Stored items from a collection
━━━━━━━━━━
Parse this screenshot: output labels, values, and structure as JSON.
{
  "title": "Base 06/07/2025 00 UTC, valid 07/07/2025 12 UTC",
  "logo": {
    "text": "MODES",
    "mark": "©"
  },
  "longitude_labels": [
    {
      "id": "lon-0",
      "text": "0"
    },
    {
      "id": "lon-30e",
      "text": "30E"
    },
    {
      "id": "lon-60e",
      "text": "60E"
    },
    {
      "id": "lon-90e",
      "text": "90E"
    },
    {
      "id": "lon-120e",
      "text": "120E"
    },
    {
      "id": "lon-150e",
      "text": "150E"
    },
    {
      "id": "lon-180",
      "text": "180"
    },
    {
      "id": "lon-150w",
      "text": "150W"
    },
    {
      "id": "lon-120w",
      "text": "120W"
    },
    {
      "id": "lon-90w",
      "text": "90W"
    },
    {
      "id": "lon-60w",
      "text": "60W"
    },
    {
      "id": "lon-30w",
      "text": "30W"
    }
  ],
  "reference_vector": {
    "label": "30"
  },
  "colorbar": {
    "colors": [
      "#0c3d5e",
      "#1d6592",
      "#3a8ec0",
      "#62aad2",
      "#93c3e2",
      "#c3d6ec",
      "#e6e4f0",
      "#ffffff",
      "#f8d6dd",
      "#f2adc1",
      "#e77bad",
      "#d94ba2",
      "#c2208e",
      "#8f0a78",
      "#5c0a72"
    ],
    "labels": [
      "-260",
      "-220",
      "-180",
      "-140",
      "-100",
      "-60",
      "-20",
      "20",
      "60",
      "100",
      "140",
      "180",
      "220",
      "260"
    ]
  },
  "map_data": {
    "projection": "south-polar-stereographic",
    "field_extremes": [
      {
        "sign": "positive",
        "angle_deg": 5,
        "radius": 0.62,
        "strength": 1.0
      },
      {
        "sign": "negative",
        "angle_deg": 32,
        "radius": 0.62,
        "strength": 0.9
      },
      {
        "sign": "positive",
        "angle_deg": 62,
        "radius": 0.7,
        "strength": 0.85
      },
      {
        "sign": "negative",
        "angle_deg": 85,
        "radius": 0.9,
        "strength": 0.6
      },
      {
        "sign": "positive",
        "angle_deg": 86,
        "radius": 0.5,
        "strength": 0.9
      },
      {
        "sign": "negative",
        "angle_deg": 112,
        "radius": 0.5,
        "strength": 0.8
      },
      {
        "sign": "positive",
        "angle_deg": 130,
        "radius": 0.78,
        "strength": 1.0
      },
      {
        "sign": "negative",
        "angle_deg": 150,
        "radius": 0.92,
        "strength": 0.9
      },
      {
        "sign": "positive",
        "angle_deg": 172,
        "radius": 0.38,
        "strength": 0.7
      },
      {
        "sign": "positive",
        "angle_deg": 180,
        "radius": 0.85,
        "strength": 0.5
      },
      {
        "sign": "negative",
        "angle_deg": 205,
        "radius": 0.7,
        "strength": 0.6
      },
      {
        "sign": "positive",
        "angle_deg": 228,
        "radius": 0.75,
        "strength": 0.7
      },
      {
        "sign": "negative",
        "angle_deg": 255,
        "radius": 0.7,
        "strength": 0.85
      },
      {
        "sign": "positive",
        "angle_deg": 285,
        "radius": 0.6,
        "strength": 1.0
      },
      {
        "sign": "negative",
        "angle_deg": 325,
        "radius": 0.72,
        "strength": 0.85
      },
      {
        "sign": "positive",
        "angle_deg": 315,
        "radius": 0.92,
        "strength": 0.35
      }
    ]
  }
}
━━━━━━━━━━
Extract the full listing and reproduce each line exactly.

### OUTPUT OF THE EXERCISE
Parse this screenshot: output labels, values, and structure as JSON.
{
  "title": "Base 06/07/2025 00 UTC, valid 07/07/2025 12 UTC",
  "logo": {
    "text": "MODES",
    "mark": "©"
  },
  "longitude_labels": [
    {
      "id": "lon-0",
      "text": "0"
    },
    {
      "id": "lon-30e",
      "text": "30E"
    },
    {
      "id": "lon-60e",
      "text": "60E"
    },
    {
      "id": "lon-90e",
      "text": "90E"
    },
    {
      "id": "lon-120e",
      "text": "120E"
    },
    {
      "id": "lon-150e",
      "text": "150E"
    },
    {
      "id": "lon-180",
      "text": "180"
    },
    {
      "id": "lon-150w",
      "text": "150W"
    },
    {
      "id": "lon-120w",
      "text": "120W"
    },
    {
      "id": "lon-90w",
      "text": "90W"
    },
    {
      "id": "lon-60w",
      "text": "60W"
    },
    {
      "id": "lon-30w",
      "text": "30W"
    }
  ],
  "reference_vector": {
    "label": "30"
  },
  "colorbar": {
    "colors": [
      "#0c3d5e",
      "#1d6592",
      "#3a8ec0",
      "#62aad2",
      "#93c3e2",
      "#c3d6ec",
      "#e6e4f0",
      "#ffffff",
      "#f8d6dd",
      "#f2adc1",
      "#e77bad",
      "#d94ba2",
      "#c2208e",
      "#8f0a78",
      "#5c0a72"
    ],
    "labels": [
      "-260",
      "-220",
      "-180",
      "-140",
      "-100",
      "-60",
      "-20",
      "20",
      "60",
      "100",
      "140",
      "180",
      "220",
      "260"
    ]
  },
  "map_data": {
    "projection": "south-polar-stereographic",
    "field_extremes": [
      {
        "sign": "positive",
        "angle_deg": 5,
        "radius": 0.62,
        "strength": 1.0
      },
      {
        "sign": "negative",
        "angle_deg": 32,
        "radius": 0.62,
        "strength": 0.9
      },
      {
        "sign": "positive",
        "angle_deg": 62,
        "radius": 0.7,
        "strength": 0.85
      },
      {
        "sign": "negative",
        "angle_deg": 85,
        "radius": 0.9,
        "strength": 0.6
      },
      {
        "sign": "positive",
        "angle_deg": 86,
        "radius": 0.5,
        "strength": 0.9
      },
      {
        "sign": "negative",
        "angle_deg": 112,
        "radius": 0.5,
        "strength": 0.8
      },
      {
        "sign": "positive",
        "angle_deg": 130,
        "radius": 0.78,
        "strength": 1.0
      },
      {
        "sign": "negative",
        "angle_deg": 150,
        "radius": 0.92,
        "strength": 0.9
      },
      {
        "sign": "positive",
        "angle_deg": 172,
        "radius": 0.38,
        "strength": 0.7
      },
      {
        "sign": "positive",
        "angle_deg": 180,
        "radius": 0.85,
        "strength": 0.5
      },
      {
        "sign": "negative",
        "angle_deg": 205,
        "radius": 0.7,
        "strength": 0.6
      },
      {
        "sign": "positive",
        "angle_deg": 228,
        "radius": 0.75,
        "strength": 0.7
      },
      {
        "sign": "negative",
        "angle_deg": 255,
        "radius": 0.7,
        "strength": 0.85
      },
      {
        "sign": "positive",
        "angle_deg": 285,
        "radius": 0.6,
        "strength": 1.0
      },
      {
        "sign": "negative",
        "angle_deg": 325,
        "radius": 0.72,
        "strength": 0.85
      },
      {
        "sign": "positive",
        "angle_deg": 315,
        "radius": 0.92,
        "strength": 0.35
      }
    ]
  }
}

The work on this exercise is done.